# Material shown
Begin
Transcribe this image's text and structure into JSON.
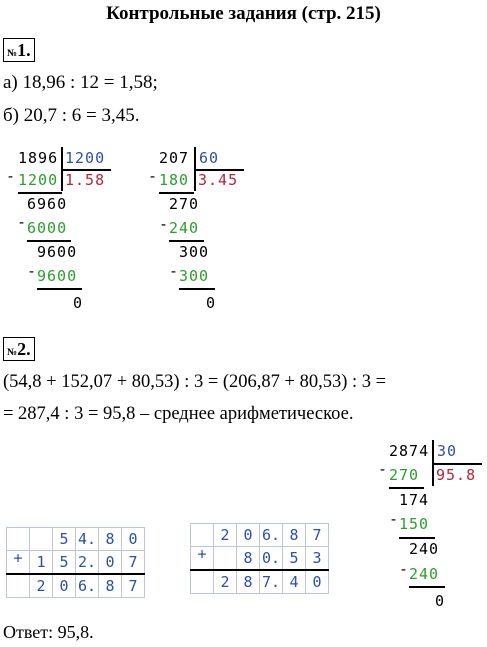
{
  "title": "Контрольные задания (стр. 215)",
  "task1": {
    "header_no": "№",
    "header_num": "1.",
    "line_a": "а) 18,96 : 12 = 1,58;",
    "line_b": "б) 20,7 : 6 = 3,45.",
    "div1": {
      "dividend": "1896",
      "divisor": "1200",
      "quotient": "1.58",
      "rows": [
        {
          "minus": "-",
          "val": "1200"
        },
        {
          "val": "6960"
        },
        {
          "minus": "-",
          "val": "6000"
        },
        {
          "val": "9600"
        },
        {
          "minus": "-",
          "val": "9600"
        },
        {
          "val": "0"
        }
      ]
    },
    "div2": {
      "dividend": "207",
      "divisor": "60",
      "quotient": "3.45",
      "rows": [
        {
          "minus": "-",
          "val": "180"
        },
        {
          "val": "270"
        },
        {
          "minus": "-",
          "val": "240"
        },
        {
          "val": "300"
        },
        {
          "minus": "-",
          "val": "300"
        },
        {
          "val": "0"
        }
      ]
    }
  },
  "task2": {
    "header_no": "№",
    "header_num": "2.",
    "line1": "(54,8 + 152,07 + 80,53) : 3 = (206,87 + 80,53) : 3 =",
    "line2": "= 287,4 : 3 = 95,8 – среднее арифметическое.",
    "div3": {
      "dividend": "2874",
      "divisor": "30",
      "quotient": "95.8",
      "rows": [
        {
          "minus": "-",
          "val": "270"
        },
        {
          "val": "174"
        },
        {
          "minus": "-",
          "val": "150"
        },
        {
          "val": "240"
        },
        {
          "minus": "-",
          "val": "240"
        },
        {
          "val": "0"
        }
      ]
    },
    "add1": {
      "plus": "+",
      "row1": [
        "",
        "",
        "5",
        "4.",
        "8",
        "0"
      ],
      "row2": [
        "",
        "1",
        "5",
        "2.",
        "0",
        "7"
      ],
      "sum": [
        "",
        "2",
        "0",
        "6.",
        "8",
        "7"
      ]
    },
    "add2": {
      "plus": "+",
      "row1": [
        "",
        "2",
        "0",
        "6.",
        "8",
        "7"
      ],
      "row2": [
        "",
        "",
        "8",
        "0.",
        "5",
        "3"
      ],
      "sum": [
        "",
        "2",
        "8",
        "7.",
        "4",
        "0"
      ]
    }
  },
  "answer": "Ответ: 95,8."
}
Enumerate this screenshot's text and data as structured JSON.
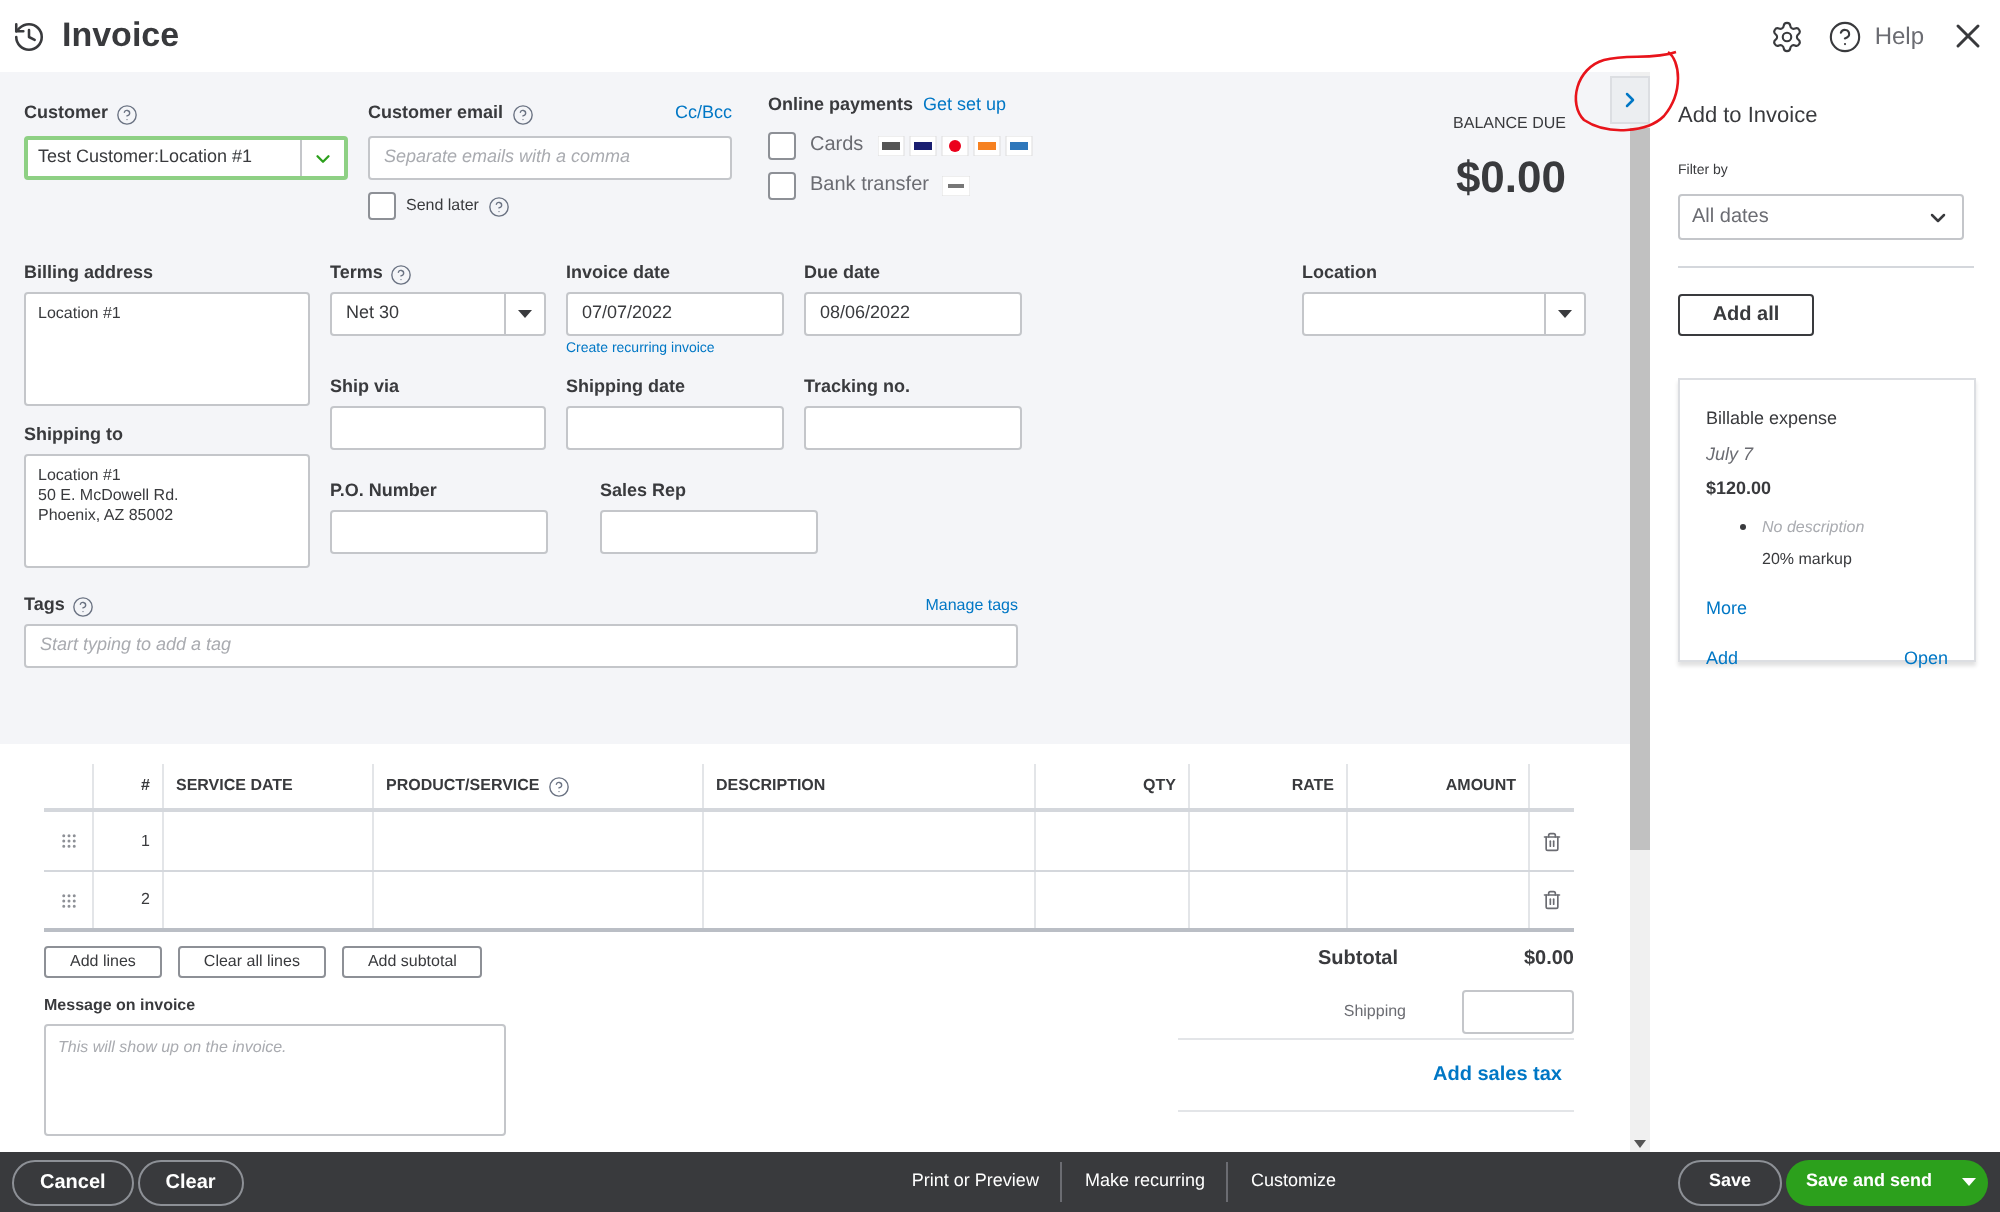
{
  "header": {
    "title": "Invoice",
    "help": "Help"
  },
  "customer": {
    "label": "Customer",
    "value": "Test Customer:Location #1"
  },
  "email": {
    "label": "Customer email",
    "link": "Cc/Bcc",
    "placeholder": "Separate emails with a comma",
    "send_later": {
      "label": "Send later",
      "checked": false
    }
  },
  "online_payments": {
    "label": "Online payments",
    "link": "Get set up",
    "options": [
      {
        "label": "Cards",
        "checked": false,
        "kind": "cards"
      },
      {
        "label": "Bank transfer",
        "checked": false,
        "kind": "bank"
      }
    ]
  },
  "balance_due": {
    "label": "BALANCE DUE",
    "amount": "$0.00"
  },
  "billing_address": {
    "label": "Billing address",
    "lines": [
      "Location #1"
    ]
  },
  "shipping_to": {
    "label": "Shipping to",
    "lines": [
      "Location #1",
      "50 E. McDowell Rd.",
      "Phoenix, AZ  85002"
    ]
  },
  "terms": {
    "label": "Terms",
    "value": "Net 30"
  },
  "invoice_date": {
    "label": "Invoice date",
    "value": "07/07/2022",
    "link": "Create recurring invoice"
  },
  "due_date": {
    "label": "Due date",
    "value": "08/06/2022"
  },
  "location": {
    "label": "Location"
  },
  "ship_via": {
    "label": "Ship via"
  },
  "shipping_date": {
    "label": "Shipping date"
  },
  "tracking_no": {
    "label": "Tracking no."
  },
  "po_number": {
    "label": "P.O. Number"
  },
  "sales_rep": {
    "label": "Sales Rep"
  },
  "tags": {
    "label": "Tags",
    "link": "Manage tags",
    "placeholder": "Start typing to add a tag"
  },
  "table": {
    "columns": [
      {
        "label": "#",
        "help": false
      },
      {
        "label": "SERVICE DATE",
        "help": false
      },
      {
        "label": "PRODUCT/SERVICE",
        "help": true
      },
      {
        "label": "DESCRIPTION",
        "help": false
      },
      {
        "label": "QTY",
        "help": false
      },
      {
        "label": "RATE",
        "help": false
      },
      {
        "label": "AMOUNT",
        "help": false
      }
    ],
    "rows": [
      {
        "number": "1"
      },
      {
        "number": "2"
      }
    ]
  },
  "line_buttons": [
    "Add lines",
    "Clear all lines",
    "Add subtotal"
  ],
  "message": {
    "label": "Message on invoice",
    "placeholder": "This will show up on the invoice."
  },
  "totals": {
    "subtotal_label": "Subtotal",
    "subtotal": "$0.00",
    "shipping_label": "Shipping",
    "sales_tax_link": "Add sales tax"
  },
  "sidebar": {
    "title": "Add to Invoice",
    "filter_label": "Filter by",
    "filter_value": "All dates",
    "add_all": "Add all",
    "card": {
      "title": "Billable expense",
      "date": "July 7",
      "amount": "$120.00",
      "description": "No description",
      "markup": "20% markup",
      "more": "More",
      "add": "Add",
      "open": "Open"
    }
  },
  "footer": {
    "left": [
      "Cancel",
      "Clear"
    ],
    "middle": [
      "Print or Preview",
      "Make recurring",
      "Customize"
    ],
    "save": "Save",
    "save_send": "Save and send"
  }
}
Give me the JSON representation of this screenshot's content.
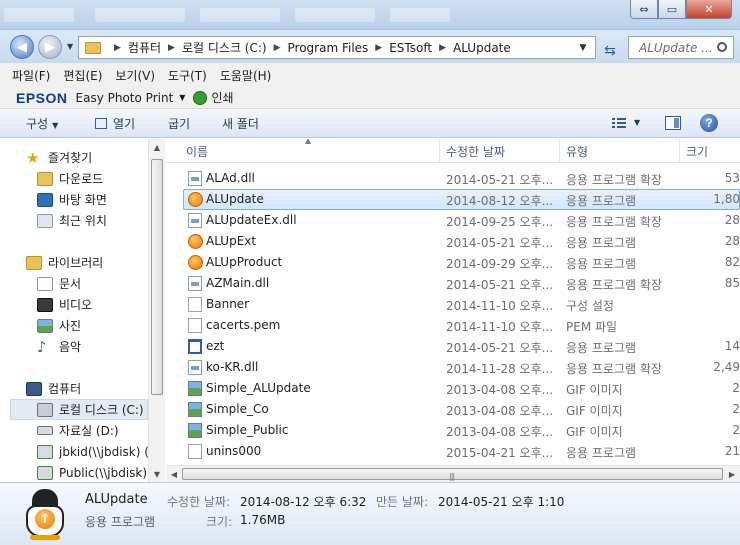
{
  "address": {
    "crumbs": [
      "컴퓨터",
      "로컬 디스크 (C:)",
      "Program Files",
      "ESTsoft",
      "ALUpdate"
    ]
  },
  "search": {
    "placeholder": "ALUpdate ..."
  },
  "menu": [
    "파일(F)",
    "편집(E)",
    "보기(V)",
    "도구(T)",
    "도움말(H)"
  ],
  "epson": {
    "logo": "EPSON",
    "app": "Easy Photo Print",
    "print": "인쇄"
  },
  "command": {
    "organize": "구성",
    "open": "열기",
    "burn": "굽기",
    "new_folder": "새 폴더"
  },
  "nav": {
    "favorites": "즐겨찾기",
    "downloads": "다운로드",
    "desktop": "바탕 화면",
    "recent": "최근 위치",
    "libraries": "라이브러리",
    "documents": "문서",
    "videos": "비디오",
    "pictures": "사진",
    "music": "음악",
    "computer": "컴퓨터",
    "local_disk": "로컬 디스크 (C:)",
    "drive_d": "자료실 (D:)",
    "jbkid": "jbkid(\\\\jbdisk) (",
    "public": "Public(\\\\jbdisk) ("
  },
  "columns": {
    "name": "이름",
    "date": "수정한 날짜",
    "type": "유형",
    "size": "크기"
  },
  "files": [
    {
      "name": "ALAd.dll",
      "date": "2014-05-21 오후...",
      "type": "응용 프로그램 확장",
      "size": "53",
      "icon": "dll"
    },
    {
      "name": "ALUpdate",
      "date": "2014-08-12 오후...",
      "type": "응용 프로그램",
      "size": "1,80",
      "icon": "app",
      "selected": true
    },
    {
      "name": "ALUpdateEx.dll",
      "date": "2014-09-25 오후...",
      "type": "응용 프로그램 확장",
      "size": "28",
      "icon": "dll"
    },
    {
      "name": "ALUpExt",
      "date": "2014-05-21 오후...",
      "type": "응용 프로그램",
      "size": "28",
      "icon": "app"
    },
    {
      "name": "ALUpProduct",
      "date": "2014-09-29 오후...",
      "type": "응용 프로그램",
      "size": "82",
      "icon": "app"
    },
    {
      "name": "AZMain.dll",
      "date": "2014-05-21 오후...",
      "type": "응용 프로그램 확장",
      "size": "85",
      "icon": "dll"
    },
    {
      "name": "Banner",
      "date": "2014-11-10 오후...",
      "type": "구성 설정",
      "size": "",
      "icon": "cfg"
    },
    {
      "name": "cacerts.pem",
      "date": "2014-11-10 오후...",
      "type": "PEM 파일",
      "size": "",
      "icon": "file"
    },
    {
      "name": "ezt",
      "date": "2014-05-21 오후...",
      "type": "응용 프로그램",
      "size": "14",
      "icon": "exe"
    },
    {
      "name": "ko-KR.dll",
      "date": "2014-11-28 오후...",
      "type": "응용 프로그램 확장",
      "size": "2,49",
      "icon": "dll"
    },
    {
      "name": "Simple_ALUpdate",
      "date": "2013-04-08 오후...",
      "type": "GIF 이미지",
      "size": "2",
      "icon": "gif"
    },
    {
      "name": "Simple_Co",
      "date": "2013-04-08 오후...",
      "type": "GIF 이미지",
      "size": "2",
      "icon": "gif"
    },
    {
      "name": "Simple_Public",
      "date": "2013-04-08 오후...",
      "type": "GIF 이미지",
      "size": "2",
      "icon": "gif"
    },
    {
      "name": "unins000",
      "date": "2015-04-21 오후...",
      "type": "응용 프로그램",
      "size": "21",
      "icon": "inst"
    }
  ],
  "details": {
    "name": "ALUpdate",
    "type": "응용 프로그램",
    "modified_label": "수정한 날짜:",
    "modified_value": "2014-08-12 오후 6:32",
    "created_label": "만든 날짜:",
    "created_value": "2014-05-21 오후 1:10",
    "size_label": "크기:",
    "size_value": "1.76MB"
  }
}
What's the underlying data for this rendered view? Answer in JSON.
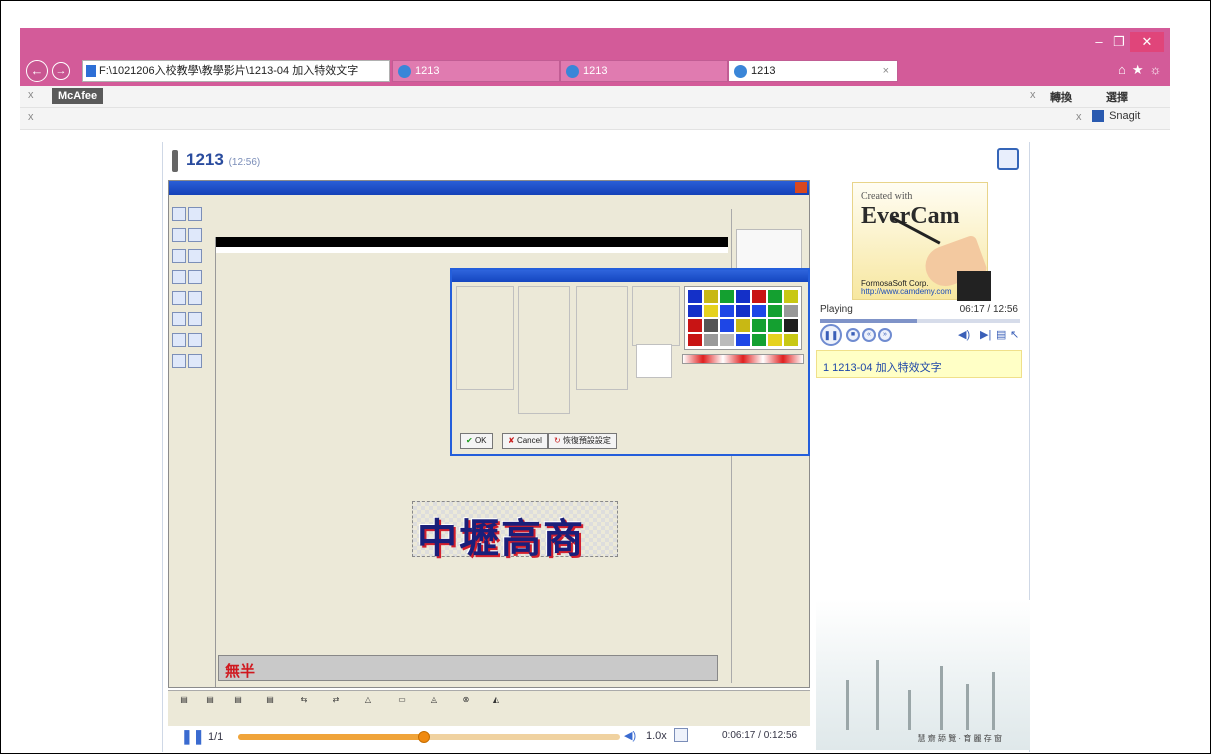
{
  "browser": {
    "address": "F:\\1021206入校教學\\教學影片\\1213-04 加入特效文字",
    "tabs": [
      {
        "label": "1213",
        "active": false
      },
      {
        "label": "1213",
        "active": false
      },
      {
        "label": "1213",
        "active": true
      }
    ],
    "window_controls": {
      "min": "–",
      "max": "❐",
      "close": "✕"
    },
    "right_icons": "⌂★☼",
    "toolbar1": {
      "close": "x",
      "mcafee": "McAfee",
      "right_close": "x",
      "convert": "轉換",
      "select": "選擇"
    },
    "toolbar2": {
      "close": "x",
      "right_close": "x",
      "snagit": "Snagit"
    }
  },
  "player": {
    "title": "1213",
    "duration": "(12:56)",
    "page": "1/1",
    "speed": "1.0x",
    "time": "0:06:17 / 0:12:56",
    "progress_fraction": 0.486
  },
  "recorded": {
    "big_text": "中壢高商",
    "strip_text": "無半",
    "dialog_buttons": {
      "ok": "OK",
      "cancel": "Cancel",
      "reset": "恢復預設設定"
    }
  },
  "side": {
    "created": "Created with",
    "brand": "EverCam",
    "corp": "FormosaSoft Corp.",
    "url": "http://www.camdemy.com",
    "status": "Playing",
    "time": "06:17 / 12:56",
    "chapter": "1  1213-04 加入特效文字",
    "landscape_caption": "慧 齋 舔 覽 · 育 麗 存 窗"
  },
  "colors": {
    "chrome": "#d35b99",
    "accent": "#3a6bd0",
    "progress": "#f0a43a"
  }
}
End
Collect, from the material above, every line containing the word "data".

Enumerate this screenshot's text and data as structured JSON.
What's the underlying data for this rendered view? Answer in JSON.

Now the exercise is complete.